• [Aim] The records below are to be repeated in full, exactly as they are.
• • • • • • •
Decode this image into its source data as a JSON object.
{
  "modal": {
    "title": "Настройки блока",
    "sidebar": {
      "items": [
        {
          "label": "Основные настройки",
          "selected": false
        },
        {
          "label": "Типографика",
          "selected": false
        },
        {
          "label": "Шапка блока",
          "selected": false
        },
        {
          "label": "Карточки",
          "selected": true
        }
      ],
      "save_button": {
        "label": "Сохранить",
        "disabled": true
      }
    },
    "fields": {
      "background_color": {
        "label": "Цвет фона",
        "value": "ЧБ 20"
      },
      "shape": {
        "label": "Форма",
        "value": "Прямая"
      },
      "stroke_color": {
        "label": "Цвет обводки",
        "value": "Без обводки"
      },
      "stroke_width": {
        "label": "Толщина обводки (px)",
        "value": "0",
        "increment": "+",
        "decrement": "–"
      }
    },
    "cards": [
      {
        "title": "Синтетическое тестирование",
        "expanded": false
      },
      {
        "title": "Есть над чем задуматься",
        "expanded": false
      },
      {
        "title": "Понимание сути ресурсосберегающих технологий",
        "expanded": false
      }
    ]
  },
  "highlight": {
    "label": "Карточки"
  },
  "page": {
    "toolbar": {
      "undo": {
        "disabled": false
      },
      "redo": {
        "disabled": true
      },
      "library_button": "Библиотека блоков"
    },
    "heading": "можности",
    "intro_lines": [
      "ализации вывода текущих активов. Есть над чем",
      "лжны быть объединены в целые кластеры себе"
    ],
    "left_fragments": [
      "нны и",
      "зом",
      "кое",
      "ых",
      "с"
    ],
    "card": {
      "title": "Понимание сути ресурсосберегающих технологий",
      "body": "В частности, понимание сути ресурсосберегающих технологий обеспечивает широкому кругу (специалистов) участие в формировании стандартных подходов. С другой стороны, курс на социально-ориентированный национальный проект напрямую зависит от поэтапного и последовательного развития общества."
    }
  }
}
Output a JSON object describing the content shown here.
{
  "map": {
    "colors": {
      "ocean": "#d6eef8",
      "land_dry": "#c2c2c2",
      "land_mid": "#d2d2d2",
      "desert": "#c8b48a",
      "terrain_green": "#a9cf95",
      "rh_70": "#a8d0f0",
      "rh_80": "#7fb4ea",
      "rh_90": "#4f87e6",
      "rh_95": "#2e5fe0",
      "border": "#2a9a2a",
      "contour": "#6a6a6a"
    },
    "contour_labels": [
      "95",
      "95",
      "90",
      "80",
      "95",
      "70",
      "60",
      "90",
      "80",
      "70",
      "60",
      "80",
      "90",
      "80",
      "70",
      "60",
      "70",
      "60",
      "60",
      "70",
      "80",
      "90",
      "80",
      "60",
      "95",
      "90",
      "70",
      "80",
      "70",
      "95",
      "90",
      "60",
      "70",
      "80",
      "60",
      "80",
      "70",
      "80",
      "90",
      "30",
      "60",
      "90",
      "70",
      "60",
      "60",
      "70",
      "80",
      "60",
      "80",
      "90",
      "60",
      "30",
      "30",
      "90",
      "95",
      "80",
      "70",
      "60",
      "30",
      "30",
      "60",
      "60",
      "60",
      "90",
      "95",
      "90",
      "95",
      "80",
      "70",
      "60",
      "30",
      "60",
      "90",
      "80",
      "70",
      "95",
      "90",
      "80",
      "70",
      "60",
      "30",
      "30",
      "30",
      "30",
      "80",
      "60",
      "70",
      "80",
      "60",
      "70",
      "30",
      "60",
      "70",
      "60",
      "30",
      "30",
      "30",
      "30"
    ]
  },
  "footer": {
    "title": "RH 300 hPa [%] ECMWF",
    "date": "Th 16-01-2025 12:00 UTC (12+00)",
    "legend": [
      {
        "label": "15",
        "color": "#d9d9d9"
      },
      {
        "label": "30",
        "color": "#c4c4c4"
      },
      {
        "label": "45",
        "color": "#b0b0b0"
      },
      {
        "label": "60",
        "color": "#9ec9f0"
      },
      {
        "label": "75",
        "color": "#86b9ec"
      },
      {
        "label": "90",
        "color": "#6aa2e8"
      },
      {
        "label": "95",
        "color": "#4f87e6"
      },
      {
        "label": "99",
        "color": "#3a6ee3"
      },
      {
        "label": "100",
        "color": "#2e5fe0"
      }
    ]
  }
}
• • • • • • •
• [Result of the task]
Decode this image into its source data as a JSON object.
{
  "modal": {
    "title": "Настройки блока",
    "sidebar": {
      "items": [
        {
          "label": "Основные настройки",
          "selected": false
        },
        {
          "label": "Типографика",
          "selected": false
        },
        {
          "label": "Шапка блока",
          "selected": false
        },
        {
          "label": "Карточки",
          "selected": true
        }
      ],
      "save_button": {
        "label": "Сохранить",
        "disabled": true
      }
    },
    "fields": {
      "background_color": {
        "label": "Цвет фона",
        "value": "ЧБ 20"
      },
      "shape": {
        "label": "Форма",
        "value": "Прямая"
      },
      "stroke_color": {
        "label": "Цвет обводки",
        "value": "Без обводки"
      },
      "stroke_width": {
        "label": "Толщина обводки (px)",
        "value": "0",
        "increment": "+",
        "decrement": "–"
      }
    },
    "cards": [
      {
        "title": "Синтетическое тестирование",
        "expanded": false
      },
      {
        "title": "Есть над чем задуматься",
        "expanded": false
      },
      {
        "title": "Понимание сути ресурсосберегающих технологий",
        "expanded": false
      }
    ]
  },
  "highlight": {
    "label": "Карточки"
  },
  "page": {
    "toolbar": {
      "undo": {
        "disabled": false
      },
      "redo": {
        "disabled": true
      },
      "library_button": "Библиотека блоков"
    },
    "heading": "можности",
    "intro_lines": [
      "ализации вывода текущих активов. Есть над чем",
      "лжны быть объединены в целые кластеры себе"
    ],
    "left_fragments": [
      "нны и",
      "зом",
      "кое",
      "ых",
      "с"
    ],
    "card": {
      "title": "Понимание сути ресурсосберегающих технологий",
      "body": "В частности, понимание сути ресурсосберегающих технологий обеспечивает широкому кругу (специалистов) участие в формировании стандартных подходов. С другой стороны, курс на социально-ориентированный национальный проект напрямую зависит от поэтапного и последовательного развития общества."
    }
  }
}
Output a JSON object describing the content shown here.
{
  "map": {
    "colors": {
      "ocean": "#d6eef8",
      "land_dry": "#c2c2c2",
      "land_mid": "#d2d2d2",
      "desert": "#c8b48a",
      "terrain_green": "#a9cf95",
      "rh_70": "#a8d0f0",
      "rh_80": "#7fb4ea",
      "rh_90": "#4f87e6",
      "rh_95": "#2e5fe0",
      "border": "#2a9a2a",
      "contour": "#6a6a6a"
    },
    "contour_labels": [
      "95",
      "95",
      "90",
      "80",
      "95",
      "70",
      "60",
      "90",
      "80",
      "70",
      "60",
      "80",
      "90",
      "80",
      "70",
      "60",
      "70",
      "60",
      "60",
      "70",
      "80",
      "90",
      "80",
      "60",
      "95",
      "90",
      "70",
      "80",
      "70",
      "95",
      "90",
      "60",
      "70",
      "80",
      "60",
      "80",
      "70",
      "80",
      "90",
      "30",
      "60",
      "90",
      "70",
      "60",
      "60",
      "70",
      "80",
      "60",
      "80",
      "90",
      "60",
      "30",
      "30",
      "90",
      "95",
      "80",
      "70",
      "60",
      "30",
      "30",
      "60",
      "60",
      "60",
      "90",
      "95",
      "90",
      "95",
      "80",
      "70",
      "60",
      "30",
      "60",
      "90",
      "80",
      "70",
      "95",
      "90",
      "80",
      "70",
      "60",
      "30",
      "30",
      "30",
      "30",
      "80",
      "60",
      "70",
      "80",
      "60",
      "70",
      "30",
      "60",
      "70",
      "60",
      "30",
      "30",
      "30",
      "30"
    ]
  },
  "footer": {
    "title": "RH 300 hPa [%] ECMWF",
    "date": "Th 16-01-2025 12:00 UTC (12+00)",
    "legend": [
      {
        "label": "15",
        "color": "#d9d9d9"
      },
      {
        "label": "30",
        "color": "#c4c4c4"
      },
      {
        "label": "45",
        "color": "#b0b0b0"
      },
      {
        "label": "60",
        "color": "#9ec9f0"
      },
      {
        "label": "75",
        "color": "#86b9ec"
      },
      {
        "label": "90",
        "color": "#6aa2e8"
      },
      {
        "label": "95",
        "color": "#4f87e6"
      },
      {
        "label": "99",
        "color": "#3a6ee3"
      },
      {
        "label": "100",
        "color": "#2e5fe0"
      }
    ]
  }
}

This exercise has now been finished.